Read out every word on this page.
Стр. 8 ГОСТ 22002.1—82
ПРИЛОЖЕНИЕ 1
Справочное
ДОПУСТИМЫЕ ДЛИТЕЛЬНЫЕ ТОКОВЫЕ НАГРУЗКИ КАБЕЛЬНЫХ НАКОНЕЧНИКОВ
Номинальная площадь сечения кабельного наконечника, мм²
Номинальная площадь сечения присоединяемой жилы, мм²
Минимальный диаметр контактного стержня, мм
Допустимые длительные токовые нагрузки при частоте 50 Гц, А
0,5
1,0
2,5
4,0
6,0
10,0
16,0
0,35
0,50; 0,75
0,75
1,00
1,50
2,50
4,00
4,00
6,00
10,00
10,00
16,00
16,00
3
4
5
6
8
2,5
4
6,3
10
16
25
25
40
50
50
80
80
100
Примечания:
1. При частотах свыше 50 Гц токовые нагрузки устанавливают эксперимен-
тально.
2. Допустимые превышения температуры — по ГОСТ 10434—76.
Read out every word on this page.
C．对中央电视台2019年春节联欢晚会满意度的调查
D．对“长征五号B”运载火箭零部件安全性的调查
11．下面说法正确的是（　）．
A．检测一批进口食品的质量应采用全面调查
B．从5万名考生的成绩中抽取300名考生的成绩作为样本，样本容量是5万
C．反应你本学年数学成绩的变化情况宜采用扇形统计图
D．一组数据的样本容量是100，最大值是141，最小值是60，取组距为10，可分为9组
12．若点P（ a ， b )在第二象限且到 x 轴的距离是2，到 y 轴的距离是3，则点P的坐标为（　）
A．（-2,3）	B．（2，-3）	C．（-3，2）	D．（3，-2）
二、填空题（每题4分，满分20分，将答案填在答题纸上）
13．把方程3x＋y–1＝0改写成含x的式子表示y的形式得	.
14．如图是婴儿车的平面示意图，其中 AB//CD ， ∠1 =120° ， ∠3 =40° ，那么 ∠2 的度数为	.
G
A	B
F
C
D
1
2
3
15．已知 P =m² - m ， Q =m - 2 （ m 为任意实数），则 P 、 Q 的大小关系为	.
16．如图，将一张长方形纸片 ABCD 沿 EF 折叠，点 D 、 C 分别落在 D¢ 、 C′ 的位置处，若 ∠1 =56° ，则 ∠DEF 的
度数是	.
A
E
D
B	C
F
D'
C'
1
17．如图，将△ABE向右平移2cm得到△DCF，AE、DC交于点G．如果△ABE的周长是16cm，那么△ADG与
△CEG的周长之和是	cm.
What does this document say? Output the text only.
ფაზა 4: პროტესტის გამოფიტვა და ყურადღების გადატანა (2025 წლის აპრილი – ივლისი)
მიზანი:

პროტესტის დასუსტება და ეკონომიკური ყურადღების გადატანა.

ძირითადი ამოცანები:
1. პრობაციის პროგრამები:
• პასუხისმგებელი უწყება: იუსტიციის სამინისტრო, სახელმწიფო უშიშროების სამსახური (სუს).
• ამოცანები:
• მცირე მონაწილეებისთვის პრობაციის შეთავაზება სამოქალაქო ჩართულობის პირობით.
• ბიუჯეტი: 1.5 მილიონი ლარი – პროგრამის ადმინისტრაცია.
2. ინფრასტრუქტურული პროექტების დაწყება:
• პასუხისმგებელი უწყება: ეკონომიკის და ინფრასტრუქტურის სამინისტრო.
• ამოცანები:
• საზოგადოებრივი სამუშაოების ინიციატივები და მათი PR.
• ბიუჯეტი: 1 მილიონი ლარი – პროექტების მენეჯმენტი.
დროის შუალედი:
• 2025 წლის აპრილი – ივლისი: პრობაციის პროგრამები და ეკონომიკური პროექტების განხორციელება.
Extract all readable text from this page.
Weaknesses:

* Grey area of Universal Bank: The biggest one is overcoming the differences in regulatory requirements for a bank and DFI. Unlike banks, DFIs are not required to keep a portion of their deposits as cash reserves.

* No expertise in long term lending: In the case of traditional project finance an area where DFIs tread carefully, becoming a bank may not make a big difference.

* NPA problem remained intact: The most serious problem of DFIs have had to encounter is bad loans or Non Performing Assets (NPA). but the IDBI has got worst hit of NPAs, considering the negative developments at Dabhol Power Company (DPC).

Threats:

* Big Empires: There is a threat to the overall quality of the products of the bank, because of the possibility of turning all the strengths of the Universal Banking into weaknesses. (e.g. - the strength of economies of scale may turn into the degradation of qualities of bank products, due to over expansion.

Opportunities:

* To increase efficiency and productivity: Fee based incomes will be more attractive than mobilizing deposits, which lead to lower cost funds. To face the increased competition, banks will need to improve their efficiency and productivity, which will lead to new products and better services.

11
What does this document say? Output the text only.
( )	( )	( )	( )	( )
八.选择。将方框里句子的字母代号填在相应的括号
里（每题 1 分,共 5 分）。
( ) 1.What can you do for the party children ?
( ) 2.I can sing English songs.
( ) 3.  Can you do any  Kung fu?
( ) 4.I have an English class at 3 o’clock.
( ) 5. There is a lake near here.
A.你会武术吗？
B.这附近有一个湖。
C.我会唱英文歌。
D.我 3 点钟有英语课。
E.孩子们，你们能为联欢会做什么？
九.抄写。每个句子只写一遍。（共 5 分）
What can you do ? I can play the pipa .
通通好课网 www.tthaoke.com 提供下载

REQUIREMENT
Make an exact copy of every entry.

RESULT OF THIS EXERCISE
Read out every word on this page.
Стр. 8 ГОСТ 22002.1—82
ПРИЛОЖЕНИЕ 1
Справочное
ДОПУСТИМЫЕ ДЛИТЕЛЬНЫЕ ТОКОВЫЕ НАГРУЗКИ КАБЕЛЬНЫХ НАКОНЕЧНИКОВ
Номинальная площадь сечения кабельного наконечника, мм²
Номинальная площадь сечения присоединяемой жилы, мм²
Минимальный диаметр контактного стержня, мм
Допустимые длительные токовые нагрузки при частоте 50 Гц, А
0,5
1,0
2,5
4,0
6,0
10,0
16,0
0,35
0,50; 0,75
0,75
1,00
1,50
2,50
4,00
4,00
6,00
10,00
10,00
16,00
16,00
3
4
5
6
8
2,5
4
6,3
10
16
25
25
40
50
50
80
80
100
Примечания:
1. При частотах свыше 50 Гц токовые нагрузки устанавливают эксперимен-
тально.
2. Допустимые превышения температуры — по ГОСТ 10434—76.
Read out every word on this page.
C．对中央电视台2019年春节联欢晚会满意度的调查
D．对“长征五号B”运载火箭零部件安全性的调查
11．下面说法正确的是（　）．
A．检测一批进口食品的质量应采用全面调查
B．从5万名考生的成绩中抽取300名考生的成绩作为样本，样本容量是5万
C．反应你本学年数学成绩的变化情况宜采用扇形统计图
D．一组数据的样本容量是100，最大值是141，最小值是60，取组距为10，可分为9组
12．若点P（ a ， b )在第二象限且到 x 轴的距离是2，到 y 轴的距离是3，则点P的坐标为（　）
A．（-2,3）	B．（2，-3）	C．（-3，2）	D．（3，-2）
二、填空题（每题4分，满分20分，将答案填在答题纸上）
13．把方程3x＋y–1＝0改写成含x的式子表示y的形式得	.
14．如图是婴儿车的平面示意图，其中 AB//CD ， ∠1 =120° ， ∠3 =40° ，那么 ∠2 的度数为	.
G
A	B
F
C
D
1
2
3
15．已知 P =m² - m ， Q =m - 2 （ m 为任意实数），则 P 、 Q 的大小关系为	.
16．如图，将一张长方形纸片 ABCD 沿 EF 折叠，点 D 、 C 分别落在 D¢ 、 C′ 的位置处，若 ∠1 =56° ，则 ∠DEF 的
度数是	.
A
E
D
B	C
F
D'
C'
1
17．如图，将△ABE向右平移2cm得到△DCF，AE、DC交于点G．如果△ABE的周长是16cm，那么△ADG与
△CEG的周长之和是	cm.
What does this document say? Output the text only.
ფაზა 4: პროტესტის გამოფიტვა და ყურადღების გადატანა (2025 წლის აპრილი – ივლისი)
მიზანი:

პროტესტის დასუსტება და ეკონომიკური ყურადღების გადატანა.

ძირითადი ამოცანები:
1. პრობაციის პროგრამები:
• პასუხისმგებელი უწყება: იუსტიციის სამინისტრო, სახელმწიფო უშიშროების სამსახური (სუს).
• ამოცანები:
• მცირე მონაწილეებისთვის პრობაციის შეთავაზება სამოქალაქო ჩართულობის პირობით.
• ბიუჯეტი: 1.5 მილიონი ლარი – პროგრამის ადმინისტრაცია.
2. ინფრასტრუქტურული პროექტების დაწყება:
• პასუხისმგებელი უწყება: ეკონომიკის და ინფრასტრუქტურის სამინისტრო.
• ამოცანები:
• საზოგადოებრივი სამუშაოების ინიციატივები და მათი PR.
• ბიუჯეტი: 1 მილიონი ლარი – პროექტების მენეჯმენტი.
დროის შუალედი:
• 2025 წლის აპრილი – ივლისი: პრობაციის პროგრამები და ეკონომიკური პროექტების განხორციელება.
Extract all readable text from this page.
Weaknesses:

* Grey area of Universal Bank: The biggest one is overcoming the differences in regulatory requirements for a bank and DFI. Unlike banks, DFIs are not required to keep a portion of their deposits as cash reserves.

* No expertise in long term lending: In the case of traditional project finance an area where DFIs tread carefully, becoming a bank may not make a big difference.

* NPA problem remained intact: The most serious problem of DFIs have had to encounter is bad loans or Non Performing Assets (NPA). but the IDBI has got worst hit of NPAs, considering the negative developments at Dabhol Power Company (DPC).

Threats:

* Big Empires: There is a threat to the overall quality of the products of the bank, because of the possibility of turning all the strengths of the Universal Banking into weaknesses. (e.g. - the strength of economies of scale may turn into the degradation of qualities of bank products, due to over expansion.

Opportunities:

* To increase efficiency and productivity: Fee based incomes will be more attractive than mobilizing deposits, which lead to lower cost funds. To face the increased competition, banks will need to improve their efficiency and productivity, which will lead to new products and better services.

11
What does this document say? Output the text only.
( )	( )	( )	( )	( )
八.选择。将方框里句子的字母代号填在相应的括号
里（每题 1 分,共 5 分）。
( ) 1.What can you do for the party children ?
( ) 2.I can sing English songs.
( ) 3.  Can you do any  Kung fu?
( ) 4.I have an English class at 3 o’clock.
( ) 5. There is a lake near here.
A.你会武术吗？
B.这附近有一个湖。
C.我会唱英文歌。
D.我 3 点钟有英语课。
E.孩子们，你们能为联欢会做什么？
九.抄写。每个句子只写一遍。（共 5 分）
What can you do ? I can play the pipa .
通通好课网 www.tthaoke.com 提供下载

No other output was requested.